[Description of the task] Return the listing unchanged, from its first line through the line that contains "project-logo-underline — [696, 455, 728, 457]", both ends included.

[Records provided]
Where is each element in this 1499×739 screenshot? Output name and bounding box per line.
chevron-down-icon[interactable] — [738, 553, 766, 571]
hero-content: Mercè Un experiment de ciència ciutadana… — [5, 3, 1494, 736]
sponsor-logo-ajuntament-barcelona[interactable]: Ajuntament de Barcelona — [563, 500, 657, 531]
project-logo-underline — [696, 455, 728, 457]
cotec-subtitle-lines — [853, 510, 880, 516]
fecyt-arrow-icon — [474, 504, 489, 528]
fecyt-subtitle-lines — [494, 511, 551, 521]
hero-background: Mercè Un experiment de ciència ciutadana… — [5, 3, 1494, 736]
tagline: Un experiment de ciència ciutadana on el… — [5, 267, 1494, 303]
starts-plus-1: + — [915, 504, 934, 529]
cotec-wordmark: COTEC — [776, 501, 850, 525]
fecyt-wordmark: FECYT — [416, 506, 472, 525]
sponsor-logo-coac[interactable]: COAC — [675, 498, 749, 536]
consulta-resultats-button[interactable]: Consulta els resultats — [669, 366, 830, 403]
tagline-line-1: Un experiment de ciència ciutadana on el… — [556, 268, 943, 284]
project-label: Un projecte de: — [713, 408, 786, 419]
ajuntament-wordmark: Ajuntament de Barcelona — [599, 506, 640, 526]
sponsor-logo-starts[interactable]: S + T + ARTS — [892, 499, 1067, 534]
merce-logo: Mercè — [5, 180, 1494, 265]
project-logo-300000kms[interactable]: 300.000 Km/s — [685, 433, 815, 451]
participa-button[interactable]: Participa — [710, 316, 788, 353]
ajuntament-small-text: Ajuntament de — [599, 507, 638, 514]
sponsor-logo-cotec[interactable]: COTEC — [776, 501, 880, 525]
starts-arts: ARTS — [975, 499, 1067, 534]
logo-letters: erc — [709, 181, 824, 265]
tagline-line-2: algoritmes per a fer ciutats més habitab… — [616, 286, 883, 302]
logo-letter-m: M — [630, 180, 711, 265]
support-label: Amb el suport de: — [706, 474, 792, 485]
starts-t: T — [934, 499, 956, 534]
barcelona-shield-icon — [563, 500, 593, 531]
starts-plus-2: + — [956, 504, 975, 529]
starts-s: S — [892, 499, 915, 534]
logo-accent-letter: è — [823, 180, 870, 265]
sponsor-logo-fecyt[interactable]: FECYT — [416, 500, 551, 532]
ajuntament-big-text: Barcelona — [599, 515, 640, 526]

[Correct output]
Where is each element in this 1499×739 screenshot? Output name and bounding box per line.
chevron-down-icon[interactable] — [738, 553, 766, 571]
hero-content: Mercè Un experiment de ciència ciutadana… — [5, 3, 1494, 736]
sponsor-logo-ajuntament-barcelona[interactable]: Ajuntament de Barcelona — [563, 500, 657, 531]
project-logo-underline — [696, 455, 728, 457]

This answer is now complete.